- Stored data
══════
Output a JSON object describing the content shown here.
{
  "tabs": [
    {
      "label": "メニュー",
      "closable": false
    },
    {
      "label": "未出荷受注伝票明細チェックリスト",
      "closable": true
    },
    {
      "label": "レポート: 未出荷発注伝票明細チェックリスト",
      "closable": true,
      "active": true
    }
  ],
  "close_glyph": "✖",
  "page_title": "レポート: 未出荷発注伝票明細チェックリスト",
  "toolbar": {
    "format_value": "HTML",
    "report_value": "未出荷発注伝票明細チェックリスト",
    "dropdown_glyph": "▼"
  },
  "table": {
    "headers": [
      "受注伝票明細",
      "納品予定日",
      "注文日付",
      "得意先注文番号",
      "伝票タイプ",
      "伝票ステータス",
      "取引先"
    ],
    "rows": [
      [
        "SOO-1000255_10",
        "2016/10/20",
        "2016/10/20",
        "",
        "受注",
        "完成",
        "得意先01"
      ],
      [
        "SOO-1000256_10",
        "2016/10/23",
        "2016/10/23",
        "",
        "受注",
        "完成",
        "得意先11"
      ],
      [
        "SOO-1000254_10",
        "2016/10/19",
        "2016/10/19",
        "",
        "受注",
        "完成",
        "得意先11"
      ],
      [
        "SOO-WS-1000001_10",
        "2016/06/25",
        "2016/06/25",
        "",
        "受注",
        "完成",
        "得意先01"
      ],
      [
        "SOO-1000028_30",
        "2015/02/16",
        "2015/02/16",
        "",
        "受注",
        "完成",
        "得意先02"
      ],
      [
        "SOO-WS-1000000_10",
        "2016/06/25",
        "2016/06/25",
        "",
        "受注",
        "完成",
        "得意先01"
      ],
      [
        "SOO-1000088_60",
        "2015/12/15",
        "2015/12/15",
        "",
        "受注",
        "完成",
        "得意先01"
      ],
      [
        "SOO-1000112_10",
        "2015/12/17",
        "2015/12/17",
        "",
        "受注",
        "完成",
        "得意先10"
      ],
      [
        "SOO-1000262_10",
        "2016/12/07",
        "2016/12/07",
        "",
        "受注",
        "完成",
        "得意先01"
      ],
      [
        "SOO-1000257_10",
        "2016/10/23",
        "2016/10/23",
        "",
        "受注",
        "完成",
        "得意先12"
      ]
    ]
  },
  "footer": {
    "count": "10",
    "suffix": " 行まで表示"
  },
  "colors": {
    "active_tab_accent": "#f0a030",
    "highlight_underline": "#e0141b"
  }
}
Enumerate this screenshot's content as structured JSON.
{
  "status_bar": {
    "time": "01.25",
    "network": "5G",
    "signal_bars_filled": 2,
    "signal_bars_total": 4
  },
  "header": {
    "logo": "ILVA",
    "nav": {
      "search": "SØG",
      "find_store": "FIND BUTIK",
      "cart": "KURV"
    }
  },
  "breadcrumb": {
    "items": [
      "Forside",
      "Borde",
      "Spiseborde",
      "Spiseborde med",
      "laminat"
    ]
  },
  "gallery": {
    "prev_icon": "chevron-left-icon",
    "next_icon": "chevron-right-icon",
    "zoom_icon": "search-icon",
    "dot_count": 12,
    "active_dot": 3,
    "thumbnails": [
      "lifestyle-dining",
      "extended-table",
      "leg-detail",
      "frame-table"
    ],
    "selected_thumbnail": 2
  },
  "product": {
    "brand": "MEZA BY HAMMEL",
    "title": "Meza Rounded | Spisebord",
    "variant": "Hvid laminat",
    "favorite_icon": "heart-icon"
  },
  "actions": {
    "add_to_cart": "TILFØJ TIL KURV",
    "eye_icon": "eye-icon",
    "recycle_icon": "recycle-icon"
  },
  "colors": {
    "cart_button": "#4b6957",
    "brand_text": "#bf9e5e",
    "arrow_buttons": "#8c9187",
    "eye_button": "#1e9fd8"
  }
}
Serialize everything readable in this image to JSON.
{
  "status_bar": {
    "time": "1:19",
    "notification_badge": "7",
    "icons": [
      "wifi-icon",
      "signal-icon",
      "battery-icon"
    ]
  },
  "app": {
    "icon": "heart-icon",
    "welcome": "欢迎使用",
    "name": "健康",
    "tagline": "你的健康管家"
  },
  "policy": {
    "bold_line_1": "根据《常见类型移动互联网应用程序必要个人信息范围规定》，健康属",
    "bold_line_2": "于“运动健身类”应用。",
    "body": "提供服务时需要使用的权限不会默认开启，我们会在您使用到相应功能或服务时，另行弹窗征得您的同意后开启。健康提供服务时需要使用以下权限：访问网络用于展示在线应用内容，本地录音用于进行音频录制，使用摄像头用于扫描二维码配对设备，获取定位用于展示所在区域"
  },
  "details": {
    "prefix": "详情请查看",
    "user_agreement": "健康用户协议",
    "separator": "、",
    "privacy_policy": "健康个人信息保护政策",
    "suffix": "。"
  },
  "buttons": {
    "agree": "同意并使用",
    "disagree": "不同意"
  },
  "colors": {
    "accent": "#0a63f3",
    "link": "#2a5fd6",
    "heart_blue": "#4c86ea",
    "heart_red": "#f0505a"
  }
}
══════
- Set exercise
Go through the material above line by line and copy it exactly.

- Solved exercise
Output a JSON object describing the content shown here.
{
  "tabs": [
    {
      "label": "メニュー",
      "closable": false
    },
    {
      "label": "未出荷受注伝票明細チェックリスト",
      "closable": true
    },
    {
      "label": "レポート: 未出荷発注伝票明細チェックリスト",
      "closable": true,
      "active": true
    }
  ],
  "close_glyph": "✖",
  "page_title": "レポート: 未出荷発注伝票明細チェックリスト",
  "toolbar": {
    "format_value": "HTML",
    "report_value": "未出荷発注伝票明細チェックリスト",
    "dropdown_glyph": "▼"
  },
  "table": {
    "headers": [
      "受注伝票明細",
      "納品予定日",
      "注文日付",
      "得意先注文番号",
      "伝票タイプ",
      "伝票ステータス",
      "取引先"
    ],
    "rows": [
      [
        "SOO-1000255_10",
        "2016/10/20",
        "2016/10/20",
        "",
        "受注",
        "完成",
        "得意先01"
      ],
      [
        "SOO-1000256_10",
        "2016/10/23",
        "2016/10/23",
        "",
        "受注",
        "完成",
        "得意先11"
      ],
      [
        "SOO-1000254_10",
        "2016/10/19",
        "2016/10/19",
        "",
        "受注",
        "完成",
        "得意先11"
      ],
      [
        "SOO-WS-1000001_10",
        "2016/06/25",
        "2016/06/25",
        "",
        "受注",
        "完成",
        "得意先01"
      ],
      [
        "SOO-1000028_30",
        "2015/02/16",
        "2015/02/16",
        "",
        "受注",
        "完成",
        "得意先02"
      ],
      [
        "SOO-WS-1000000_10",
        "2016/06/25",
        "2016/06/25",
        "",
        "受注",
        "完成",
        "得意先01"
      ],
      [
        "SOO-1000088_60",
        "2015/12/15",
        "2015/12/15",
        "",
        "受注",
        "完成",
        "得意先01"
      ],
      [
        "SOO-1000112_10",
        "2015/12/17",
        "2015/12/17",
        "",
        "受注",
        "完成",
        "得意先10"
      ],
      [
        "SOO-1000262_10",
        "2016/12/07",
        "2016/12/07",
        "",
        "受注",
        "完成",
        "得意先01"
      ],
      [
        "SOO-1000257_10",
        "2016/10/23",
        "2016/10/23",
        "",
        "受注",
        "完成",
        "得意先12"
      ]
    ]
  },
  "footer": {
    "count": "10",
    "suffix": " 行まで表示"
  },
  "colors": {
    "active_tab_accent": "#f0a030",
    "highlight_underline": "#e0141b"
  }
}
Enumerate this screenshot's content as structured JSON.
{
  "status_bar": {
    "time": "01.25",
    "network": "5G",
    "signal_bars_filled": 2,
    "signal_bars_total": 4
  },
  "header": {
    "logo": "ILVA",
    "nav": {
      "search": "SØG",
      "find_store": "FIND BUTIK",
      "cart": "KURV"
    }
  },
  "breadcrumb": {
    "items": [
      "Forside",
      "Borde",
      "Spiseborde",
      "Spiseborde med",
      "laminat"
    ]
  },
  "gallery": {
    "prev_icon": "chevron-left-icon",
    "next_icon": "chevron-right-icon",
    "zoom_icon": "search-icon",
    "dot_count": 12,
    "active_dot": 3,
    "thumbnails": [
      "lifestyle-dining",
      "extended-table",
      "leg-detail",
      "frame-table"
    ],
    "selected_thumbnail": 2
  },
  "product": {
    "brand": "MEZA BY HAMMEL",
    "title": "Meza Rounded | Spisebord",
    "variant": "Hvid laminat",
    "favorite_icon": "heart-icon"
  },
  "actions": {
    "add_to_cart": "TILFØJ TIL KURV",
    "eye_icon": "eye-icon",
    "recycle_icon": "recycle-icon"
  },
  "colors": {
    "cart_button": "#4b6957",
    "brand_text": "#bf9e5e",
    "arrow_buttons": "#8c9187",
    "eye_button": "#1e9fd8"
  }
}
Serialize everything readable in this image to JSON.
{
  "status_bar": {
    "time": "1:19",
    "notification_badge": "7",
    "icons": [
      "wifi-icon",
      "signal-icon",
      "battery-icon"
    ]
  },
  "app": {
    "icon": "heart-icon",
    "welcome": "欢迎使用",
    "name": "健康",
    "tagline": "你的健康管家"
  },
  "policy": {
    "bold_line_1": "根据《常见类型移动互联网应用程序必要个人信息范围规定》，健康属",
    "bold_line_2": "于“运动健身类”应用。",
    "body": "提供服务时需要使用的权限不会默认开启，我们会在您使用到相应功能或服务时，另行弹窗征得您的同意后开启。健康提供服务时需要使用以下权限：访问网络用于展示在线应用内容，本地录音用于进行音频录制，使用摄像头用于扫描二维码配对设备，获取定位用于展示所在区域"
  },
  "details": {
    "prefix": "详情请查看",
    "user_agreement": "健康用户协议",
    "separator": "、",
    "privacy_policy": "健康个人信息保护政策",
    "suffix": "。"
  },
  "buttons": {
    "agree": "同意并使用",
    "disagree": "不同意"
  },
  "colors": {
    "accent": "#0a63f3",
    "link": "#2a5fd6",
    "heart_blue": "#4c86ea",
    "heart_red": "#f0505a"
  }
}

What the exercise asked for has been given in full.